┌────────
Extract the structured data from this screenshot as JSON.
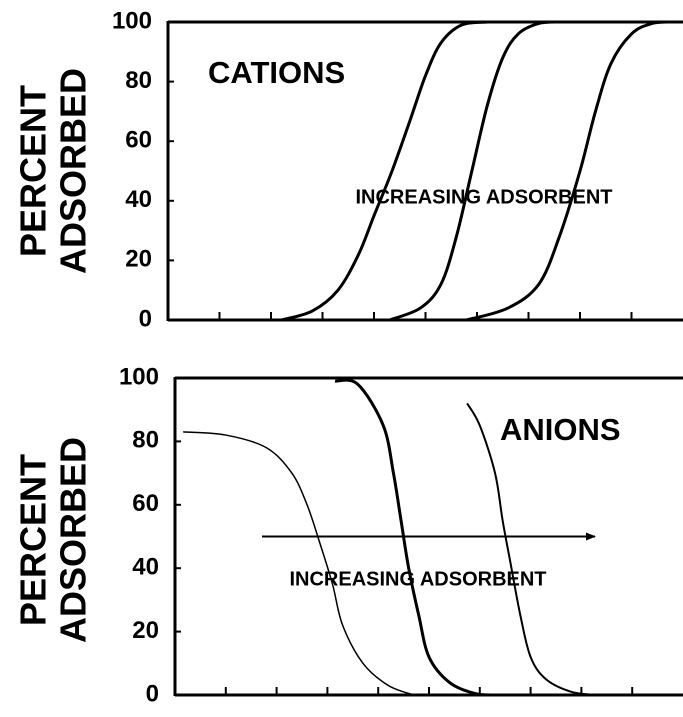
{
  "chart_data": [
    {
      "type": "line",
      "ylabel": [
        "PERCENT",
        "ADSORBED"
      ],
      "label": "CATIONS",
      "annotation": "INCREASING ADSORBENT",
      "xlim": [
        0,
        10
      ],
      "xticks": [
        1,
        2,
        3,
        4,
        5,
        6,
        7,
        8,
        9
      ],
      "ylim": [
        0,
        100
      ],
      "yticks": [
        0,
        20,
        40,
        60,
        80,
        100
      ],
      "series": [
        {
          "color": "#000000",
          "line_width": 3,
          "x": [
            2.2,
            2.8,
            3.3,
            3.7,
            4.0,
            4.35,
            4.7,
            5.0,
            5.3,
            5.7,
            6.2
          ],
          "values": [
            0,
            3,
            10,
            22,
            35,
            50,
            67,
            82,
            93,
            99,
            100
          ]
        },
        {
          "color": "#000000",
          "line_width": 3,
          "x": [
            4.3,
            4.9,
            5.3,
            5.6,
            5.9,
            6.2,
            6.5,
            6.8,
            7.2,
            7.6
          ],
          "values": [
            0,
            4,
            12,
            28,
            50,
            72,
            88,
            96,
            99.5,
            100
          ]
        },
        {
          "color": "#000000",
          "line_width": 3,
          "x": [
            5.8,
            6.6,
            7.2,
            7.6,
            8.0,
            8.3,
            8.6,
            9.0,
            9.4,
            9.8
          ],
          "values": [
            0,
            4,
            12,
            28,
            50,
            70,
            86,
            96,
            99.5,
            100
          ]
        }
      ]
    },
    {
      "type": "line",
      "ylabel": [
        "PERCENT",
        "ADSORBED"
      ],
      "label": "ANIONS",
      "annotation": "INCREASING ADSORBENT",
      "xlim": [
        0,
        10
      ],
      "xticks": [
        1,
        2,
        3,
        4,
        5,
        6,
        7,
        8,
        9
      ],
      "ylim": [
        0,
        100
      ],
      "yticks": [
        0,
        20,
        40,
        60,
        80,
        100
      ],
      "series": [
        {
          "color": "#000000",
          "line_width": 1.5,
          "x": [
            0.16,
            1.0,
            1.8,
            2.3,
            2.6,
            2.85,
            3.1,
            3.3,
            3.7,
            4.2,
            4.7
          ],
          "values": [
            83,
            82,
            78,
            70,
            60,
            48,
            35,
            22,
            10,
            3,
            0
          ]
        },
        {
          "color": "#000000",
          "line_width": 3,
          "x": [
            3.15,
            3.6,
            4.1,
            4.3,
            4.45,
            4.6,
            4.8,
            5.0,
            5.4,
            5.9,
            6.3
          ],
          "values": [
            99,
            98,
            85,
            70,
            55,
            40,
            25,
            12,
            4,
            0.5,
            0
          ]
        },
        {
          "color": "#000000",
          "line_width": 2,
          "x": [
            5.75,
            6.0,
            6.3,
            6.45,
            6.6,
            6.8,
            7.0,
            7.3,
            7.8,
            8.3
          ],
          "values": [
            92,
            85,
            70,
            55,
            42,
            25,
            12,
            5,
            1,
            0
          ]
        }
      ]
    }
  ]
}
└────────
Exactly reproduce the entries above, minus the pictures.

» Finished task
Extract the structured data from this screenshot as JSON.
{
  "chart_data": [
    {
      "type": "line",
      "ylabel": [
        "PERCENT",
        "ADSORBED"
      ],
      "label": "CATIONS",
      "annotation": "INCREASING ADSORBENT",
      "xlim": [
        0,
        10
      ],
      "xticks": [
        1,
        2,
        3,
        4,
        5,
        6,
        7,
        8,
        9
      ],
      "ylim": [
        0,
        100
      ],
      "yticks": [
        0,
        20,
        40,
        60,
        80,
        100
      ],
      "series": [
        {
          "color": "#000000",
          "line_width": 3,
          "x": [
            2.2,
            2.8,
            3.3,
            3.7,
            4.0,
            4.35,
            4.7,
            5.0,
            5.3,
            5.7,
            6.2
          ],
          "values": [
            0,
            3,
            10,
            22,
            35,
            50,
            67,
            82,
            93,
            99,
            100
          ]
        },
        {
          "color": "#000000",
          "line_width": 3,
          "x": [
            4.3,
            4.9,
            5.3,
            5.6,
            5.9,
            6.2,
            6.5,
            6.8,
            7.2,
            7.6
          ],
          "values": [
            0,
            4,
            12,
            28,
            50,
            72,
            88,
            96,
            99.5,
            100
          ]
        },
        {
          "color": "#000000",
          "line_width": 3,
          "x": [
            5.8,
            6.6,
            7.2,
            7.6,
            8.0,
            8.3,
            8.6,
            9.0,
            9.4,
            9.8
          ],
          "values": [
            0,
            4,
            12,
            28,
            50,
            70,
            86,
            96,
            99.5,
            100
          ]
        }
      ]
    },
    {
      "type": "line",
      "ylabel": [
        "PERCENT",
        "ADSORBED"
      ],
      "label": "ANIONS",
      "annotation": "INCREASING ADSORBENT",
      "xlim": [
        0,
        10
      ],
      "xticks": [
        1,
        2,
        3,
        4,
        5,
        6,
        7,
        8,
        9
      ],
      "ylim": [
        0,
        100
      ],
      "yticks": [
        0,
        20,
        40,
        60,
        80,
        100
      ],
      "series": [
        {
          "color": "#000000",
          "line_width": 1.5,
          "x": [
            0.16,
            1.0,
            1.8,
            2.3,
            2.6,
            2.85,
            3.1,
            3.3,
            3.7,
            4.2,
            4.7
          ],
          "values": [
            83,
            82,
            78,
            70,
            60,
            48,
            35,
            22,
            10,
            3,
            0
          ]
        },
        {
          "color": "#000000",
          "line_width": 3,
          "x": [
            3.15,
            3.6,
            4.1,
            4.3,
            4.45,
            4.6,
            4.8,
            5.0,
            5.4,
            5.9,
            6.3
          ],
          "values": [
            99,
            98,
            85,
            70,
            55,
            40,
            25,
            12,
            4,
            0.5,
            0
          ]
        },
        {
          "color": "#000000",
          "line_width": 2,
          "x": [
            5.75,
            6.0,
            6.3,
            6.45,
            6.6,
            6.8,
            7.0,
            7.3,
            7.8,
            8.3
          ],
          "values": [
            92,
            85,
            70,
            55,
            42,
            25,
            12,
            5,
            1,
            0
          ]
        }
      ]
    }
  ]
}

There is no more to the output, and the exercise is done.